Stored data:
· · · ·
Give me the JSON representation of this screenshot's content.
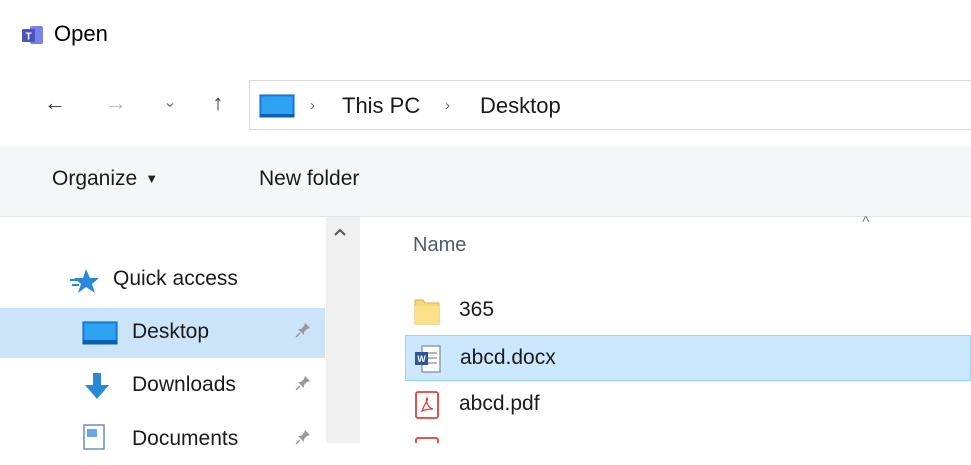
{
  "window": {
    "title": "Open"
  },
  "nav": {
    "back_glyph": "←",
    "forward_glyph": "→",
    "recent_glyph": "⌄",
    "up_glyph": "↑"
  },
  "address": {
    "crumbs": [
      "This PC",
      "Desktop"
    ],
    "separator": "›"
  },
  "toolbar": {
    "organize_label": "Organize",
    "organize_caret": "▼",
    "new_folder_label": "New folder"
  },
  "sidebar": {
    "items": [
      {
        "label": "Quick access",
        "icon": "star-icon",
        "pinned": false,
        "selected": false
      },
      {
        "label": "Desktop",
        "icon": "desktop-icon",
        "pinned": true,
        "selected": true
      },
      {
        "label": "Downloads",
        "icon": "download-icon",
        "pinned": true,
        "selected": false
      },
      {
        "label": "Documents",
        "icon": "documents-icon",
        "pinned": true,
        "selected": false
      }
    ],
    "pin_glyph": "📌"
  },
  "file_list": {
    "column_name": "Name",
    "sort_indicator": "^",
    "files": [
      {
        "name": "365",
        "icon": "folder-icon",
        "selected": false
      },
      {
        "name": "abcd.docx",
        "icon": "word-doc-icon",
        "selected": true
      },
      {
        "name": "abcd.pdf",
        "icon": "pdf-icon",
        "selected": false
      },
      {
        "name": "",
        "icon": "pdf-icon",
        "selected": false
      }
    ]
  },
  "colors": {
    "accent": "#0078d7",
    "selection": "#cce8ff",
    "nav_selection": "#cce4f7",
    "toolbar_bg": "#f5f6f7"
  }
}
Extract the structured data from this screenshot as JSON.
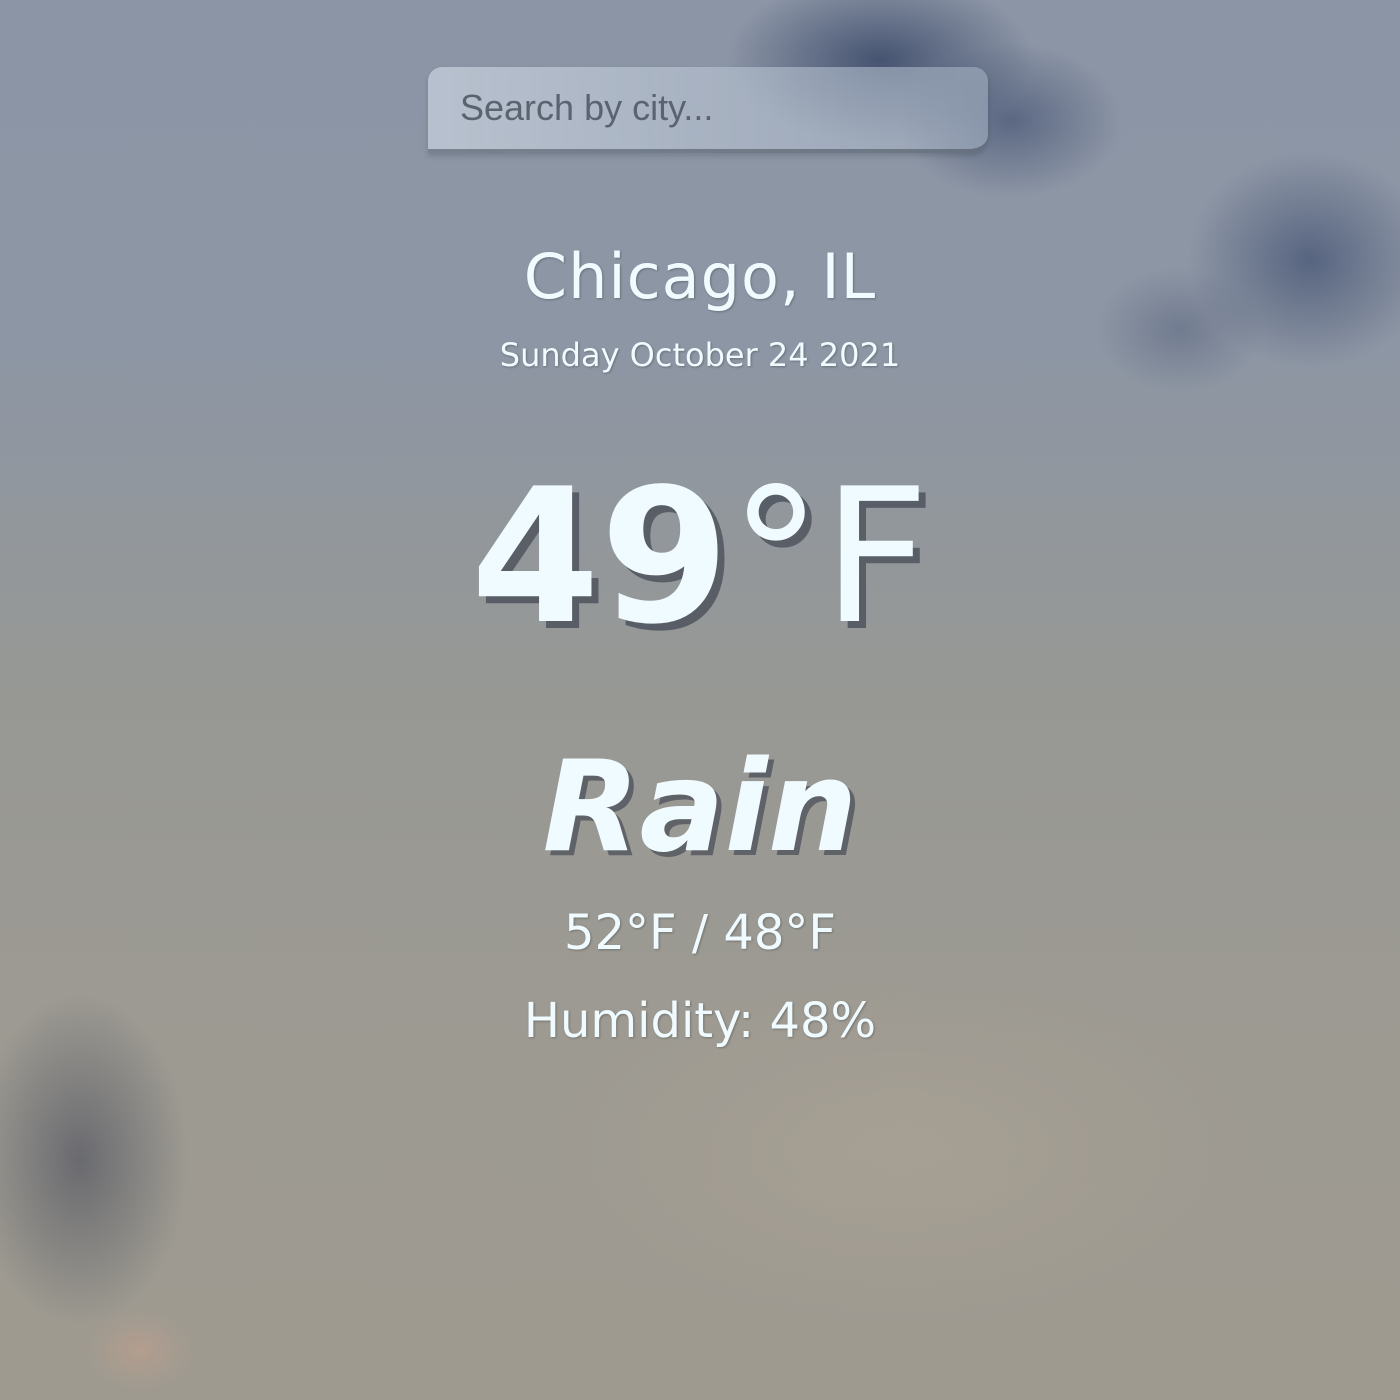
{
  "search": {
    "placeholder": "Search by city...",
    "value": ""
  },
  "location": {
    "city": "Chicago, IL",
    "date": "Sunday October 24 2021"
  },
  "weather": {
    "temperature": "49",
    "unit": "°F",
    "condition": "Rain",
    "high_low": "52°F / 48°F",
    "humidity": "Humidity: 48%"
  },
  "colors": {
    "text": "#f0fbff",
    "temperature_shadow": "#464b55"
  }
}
· · · ·
### WHAT IS EXPECTED
Return solely the number of lines in the data that include the word "folder".

### SOLUTION BELOW
2